[Start of Attachment]
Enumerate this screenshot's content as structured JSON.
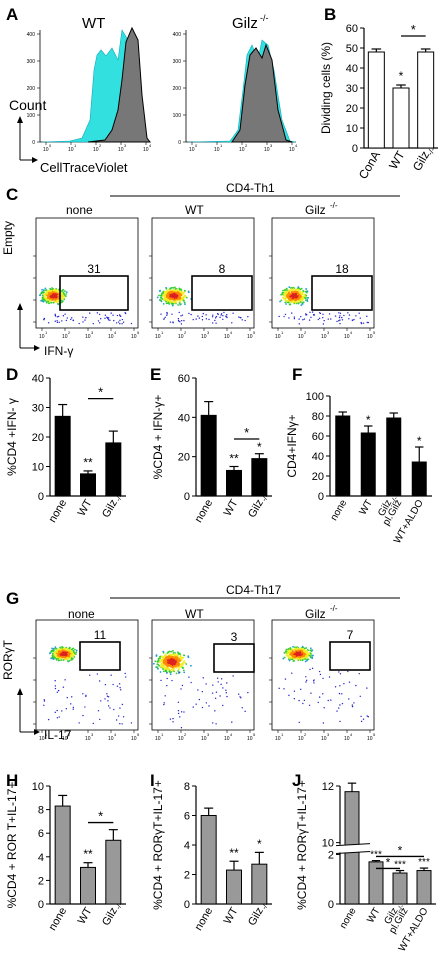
{
  "panels": {
    "A": {
      "letter": "A",
      "title_wt": "WT",
      "title_gilz": "Gilz",
      "title_gilz_sup": "-/-",
      "ylabel": "Count",
      "xlabel": "CellTraceViolet",
      "yticks": [
        "0",
        "100",
        "200",
        "300",
        "400"
      ],
      "xticks": [
        "10",
        "10",
        "10",
        "10",
        "10"
      ],
      "xtick_exps": [
        "0",
        "1",
        "2",
        "3",
        "4"
      ]
    },
    "B": {
      "letter": "B",
      "ylabel": "Dividing cells (%)",
      "yticks": [
        "0",
        "10",
        "20",
        "30",
        "40",
        "50",
        "60"
      ],
      "categories": [
        "ConA",
        "WT",
        "Gilz",
        "-/-"
      ],
      "star_top": "*",
      "star_wt": "*"
    },
    "C": {
      "letter": "C",
      "header": "CD4-Th1",
      "cols": [
        "none",
        "WT",
        "Gilz",
        "-/-"
      ],
      "gates": [
        "31",
        "8",
        "18"
      ],
      "ylabel": "Empty",
      "xlabel": "IFN-γ"
    },
    "D": {
      "letter": "D",
      "ylabel": "%CD4 +IFN- γ",
      "yticks": [
        "0",
        "10",
        "20",
        "30",
        "40"
      ],
      "cats": [
        "none",
        "WT",
        "Gilz",
        "-/-"
      ],
      "stars": [
        "**",
        "*"
      ]
    },
    "E": {
      "letter": "E",
      "ylabel": "%CD4 + IFN-γ+",
      "yticks": [
        "0",
        "20",
        "40",
        "60"
      ],
      "cats": [
        "none",
        "WT",
        "Gilz",
        "-/-"
      ],
      "stars": [
        "**",
        "*",
        "*"
      ]
    },
    "F": {
      "letter": "F",
      "ylabel": "CD4+IFNγ+",
      "yticks": [
        "0",
        "20",
        "40",
        "60",
        "80",
        "100"
      ],
      "cats": [
        "none",
        "WT",
        "Gilz",
        "-/-",
        "pl.Gilz",
        "WT+ALDO"
      ],
      "stars": [
        "*",
        "*"
      ]
    },
    "G": {
      "letter": "G",
      "header": "CD4-Th17",
      "cols": [
        "none",
        "WT",
        "Gilz",
        "-/-"
      ],
      "gates": [
        "11",
        "3",
        "7"
      ],
      "ylabel": "RORγT",
      "xlabel": "IL-17"
    },
    "H": {
      "letter": "H",
      "ylabel": "%CD4 + ROR T+IL-17+",
      "yticks": [
        "0",
        "2",
        "4",
        "6",
        "8",
        "10"
      ],
      "cats": [
        "none",
        "WT",
        "Gilz",
        "-/-"
      ],
      "stars": [
        "**",
        "*"
      ]
    },
    "I": {
      "letter": "I",
      "ylabel": "%CD4 + RORγT+IL-17+",
      "yticks": [
        "0",
        "2",
        "4",
        "6",
        "8"
      ],
      "cats": [
        "none",
        "WT",
        "Gilz",
        "-/-"
      ],
      "stars": [
        "**",
        "*"
      ]
    },
    "J": {
      "letter": "J",
      "ylabel": "%CD4 + RORγT+IL-17+",
      "yticks": [
        "0",
        "2",
        "10",
        "12"
      ],
      "cats": [
        "none",
        "WT",
        "Gilz",
        "-/-",
        "pl.Gilz",
        "WT+ALDO"
      ],
      "stars": [
        "***",
        "***",
        "***",
        "*",
        "*"
      ]
    }
  },
  "chart_data": [
    {
      "type": "bar",
      "panel": "B",
      "categories": [
        "ConA",
        "WT",
        "Gilz-/-"
      ],
      "values": [
        48,
        30,
        48
      ],
      "errors": [
        1.5,
        1.5,
        1.5
      ],
      "ylim": [
        0,
        60
      ],
      "ylabel": "Dividing cells (%)"
    },
    {
      "type": "bar",
      "panel": "D",
      "categories": [
        "none",
        "WT",
        "Gilz-/-"
      ],
      "values": [
        27,
        7.5,
        18
      ],
      "errors": [
        4,
        1,
        4
      ],
      "ylim": [
        0,
        40
      ],
      "ylabel": "%CD4 +IFN- γ"
    },
    {
      "type": "bar",
      "panel": "E",
      "categories": [
        "none",
        "WT",
        "Gilz-/-"
      ],
      "values": [
        41,
        13,
        19
      ],
      "errors": [
        7,
        2,
        2.5
      ],
      "ylim": [
        0,
        60
      ],
      "ylabel": "%CD4 + IFN-γ+"
    },
    {
      "type": "bar",
      "panel": "F",
      "categories": [
        "none",
        "WT",
        "Gilz-/- pl.Gilz",
        "WT+ALDO"
      ],
      "values": [
        80,
        63,
        78,
        34
      ],
      "errors": [
        4,
        7,
        5,
        15
      ],
      "ylim": [
        0,
        100
      ],
      "ylabel": "CD4+IFNγ+"
    },
    {
      "type": "bar",
      "panel": "H",
      "categories": [
        "none",
        "WT",
        "Gilz-/-"
      ],
      "values": [
        8.3,
        3.1,
        5.4
      ],
      "errors": [
        0.9,
        0.4,
        0.9
      ],
      "ylim": [
        0,
        10
      ],
      "ylabel": "%CD4 + ROR T+IL-17+"
    },
    {
      "type": "bar",
      "panel": "I",
      "categories": [
        "none",
        "WT",
        "Gilz-/-"
      ],
      "values": [
        6.0,
        2.3,
        2.7
      ],
      "errors": [
        0.5,
        0.6,
        0.8
      ],
      "ylim": [
        0,
        8
      ],
      "ylabel": "%CD4 + RORγT+IL-17+"
    },
    {
      "type": "bar",
      "panel": "J",
      "categories": [
        "none",
        "WT",
        "Gilz-/- pl.Gilz",
        "WT+ALDO"
      ],
      "values": [
        11.8,
        1.7,
        1.25,
        1.35
      ],
      "errors": [
        0.3,
        0.05,
        0.1,
        0.1
      ],
      "ylim": [
        0,
        12
      ],
      "ylabel": "%CD4 + RORγT+IL-17+"
    }
  ]
}
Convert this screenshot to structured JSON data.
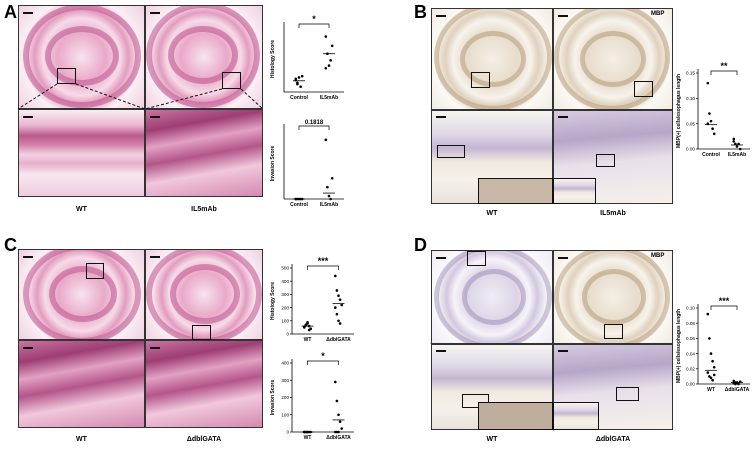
{
  "panels": {
    "A": {
      "letter": "A",
      "captions": [
        "WT",
        "IL5mAb"
      ],
      "plots": [
        {
          "ylabel": "Histology Score",
          "sig": "*",
          "categories": [
            "Control",
            "IL5mAb"
          ],
          "ylim": [
            0,
            500
          ],
          "points": [
            [
              90,
              60,
              110,
              40,
              120,
              100,
              70
            ],
            [
              420,
              290,
              200,
              240,
              350,
              180
            ]
          ],
          "medians": [
            85,
            290
          ]
        },
        {
          "ylabel": "Invasion Score",
          "sig": "0.1818",
          "categories": [
            "Control",
            "IL5mAb"
          ],
          "ylim": [
            0,
            1.2
          ],
          "points": [
            [
              0,
              0,
              0,
              0,
              0,
              0
            ],
            [
              1.0,
              0.2,
              0.05,
              0,
              0.35
            ]
          ],
          "medians": [
            0,
            0.1
          ]
        }
      ]
    },
    "B": {
      "letter": "B",
      "stain": "MBP",
      "captions": [
        "WT",
        "IL5mAb"
      ],
      "plots": [
        {
          "ylabel": "MBP(+) cells/esophagus length",
          "sig": "**",
          "categories": [
            "Control",
            "IL5mAb"
          ],
          "yticks": [
            "0.00",
            "0.05",
            "0.10",
            "0.15"
          ],
          "ylim": [
            0,
            0.15
          ],
          "points": [
            [
              0.13,
              0.07,
              0.055,
              0.04,
              0.03,
              0.05
            ],
            [
              0.02,
              0.01,
              0.005,
              0.01,
              0.0,
              0.015
            ]
          ],
          "medians": [
            0.048,
            0.008
          ]
        }
      ]
    },
    "C": {
      "letter": "C",
      "captions": [
        "WT",
        "ΔdblGATA"
      ],
      "plots": [
        {
          "ylabel": "Histology Score",
          "sig": "***",
          "categories": [
            "WT",
            "ΔdblGATA"
          ],
          "yticks": [
            "0",
            "100",
            "200",
            "300",
            "400",
            "500"
          ],
          "ylim": [
            0,
            500
          ],
          "points": [
            [
              50,
              70,
              80,
              60,
              40,
              55,
              65,
              90,
              30
            ],
            [
              440,
              330,
              290,
              260,
              220,
              200,
              150,
              100,
              80
            ]
          ],
          "medians": [
            60,
            230
          ]
        },
        {
          "ylabel": "Invasion Score",
          "sig": "*",
          "categories": [
            "WT",
            "ΔdblGATA"
          ],
          "yticks": [
            "0",
            "100",
            "200",
            "300",
            "400"
          ],
          "ylim": [
            0,
            400
          ],
          "points": [
            [
              0,
              0,
              0,
              0,
              0,
              0,
              0,
              0
            ],
            [
              290,
              180,
              100,
              60,
              20,
              0,
              0,
              0
            ]
          ],
          "medians": [
            0,
            70
          ]
        }
      ]
    },
    "D": {
      "letter": "D",
      "stain": "MBP",
      "captions": [
        "WT",
        "ΔdblGATA"
      ],
      "plots": [
        {
          "ylabel": "MBP(+) cells/esophagus length",
          "sig": "***",
          "categories": [
            "WT",
            "ΔdblGATA"
          ],
          "yticks": [
            "0.00",
            "0.02",
            "0.04",
            "0.06",
            "0.08",
            "0.10"
          ],
          "ylim": [
            0,
            0.1
          ],
          "points": [
            [
              0.092,
              0.06,
              0.04,
              0.03,
              0.022,
              0.015,
              0.01,
              0.008,
              0.005,
              0.012
            ],
            [
              0.004,
              0.002,
              0.001,
              0.0,
              0.003,
              0.001,
              0.0,
              0.002
            ]
          ],
          "medians": [
            0.018,
            0.002
          ]
        }
      ]
    }
  }
}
[End of Attachment]
■ Instructions to follow ■
Find the lines in the data that include "xlabel", then copy each of them.

■ Task output ■
      "xlabel": "CellTraceViolet",
      "xlabel": "IFN-γ"
      "xlabel": "IL-17"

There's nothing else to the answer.